Quote the whole listing exactly. Leave the pictures out of your copy.

-------- RECORDS SUPPLIED

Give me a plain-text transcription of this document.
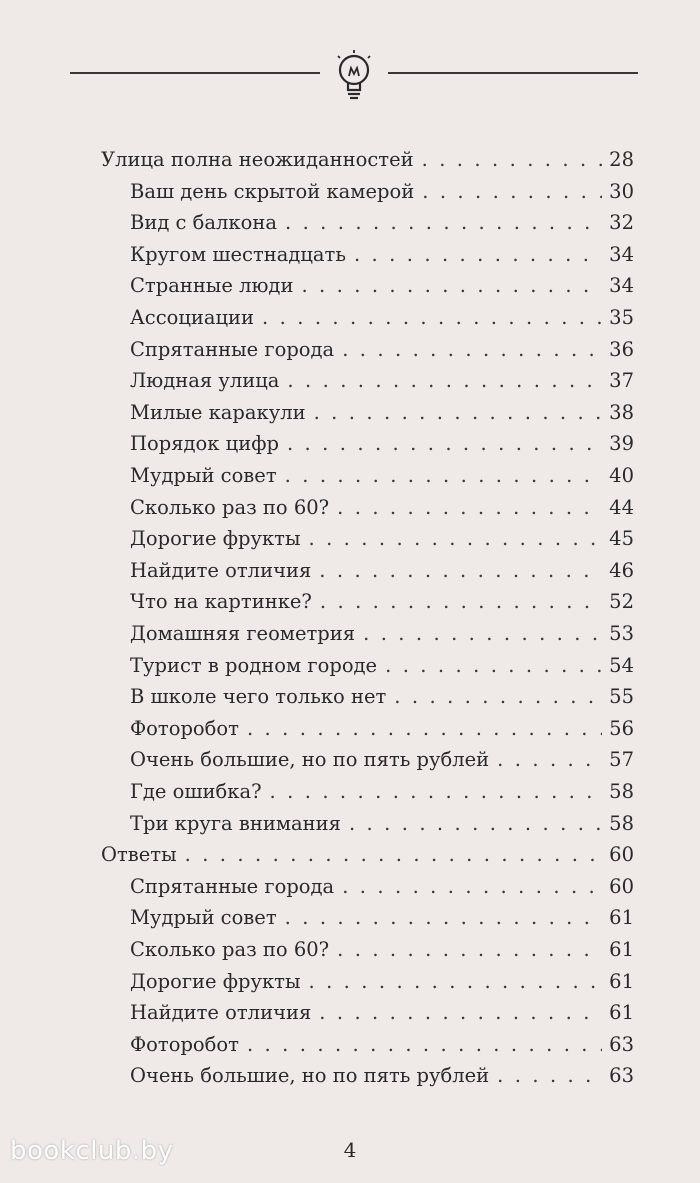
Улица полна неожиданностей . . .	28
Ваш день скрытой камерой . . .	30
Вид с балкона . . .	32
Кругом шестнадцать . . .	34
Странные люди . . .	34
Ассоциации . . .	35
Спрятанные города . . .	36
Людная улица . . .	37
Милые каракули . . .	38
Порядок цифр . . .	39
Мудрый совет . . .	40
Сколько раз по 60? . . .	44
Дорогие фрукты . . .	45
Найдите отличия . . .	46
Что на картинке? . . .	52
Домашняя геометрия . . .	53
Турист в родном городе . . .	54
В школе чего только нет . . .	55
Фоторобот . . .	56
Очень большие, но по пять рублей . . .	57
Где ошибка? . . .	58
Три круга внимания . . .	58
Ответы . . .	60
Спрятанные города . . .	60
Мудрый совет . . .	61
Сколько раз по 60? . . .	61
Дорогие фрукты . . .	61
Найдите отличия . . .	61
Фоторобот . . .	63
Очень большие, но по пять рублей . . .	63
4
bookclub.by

----------------

**WRITTEN RESPONSE:**
Give me a plain-text transcription of this document.
Улица полна неожиданностей . . .	28
Ваш день скрытой камерой . . .	30
Вид с балкона . . .	32
Кругом шестнадцать . . .	34
Странные люди . . .	34
Ассоциации . . .	35
Спрятанные города . . .	36
Людная улица . . .	37
Милые каракули . . .	38
Порядок цифр . . .	39
Мудрый совет . . .	40
Сколько раз по 60? . . .	44
Дорогие фрукты . . .	45
Найдите отличия . . .	46
Что на картинке? . . .	52
Домашняя геометрия . . .	53
Турист в родном городе . . .	54
В школе чего только нет . . .	55
Фоторобот . . .	56
Очень большие, но по пять рублей . . .	57
Где ошибка? . . .	58
Три круга внимания . . .	58
Ответы . . .	60
Спрятанные города . . .	60
Мудрый совет . . .	61
Сколько раз по 60? . . .	61
Дорогие фрукты . . .	61
Найдите отличия . . .	61
Фоторобот . . .	63
Очень большие, но по пять рублей . . .	63
4
bookclub.by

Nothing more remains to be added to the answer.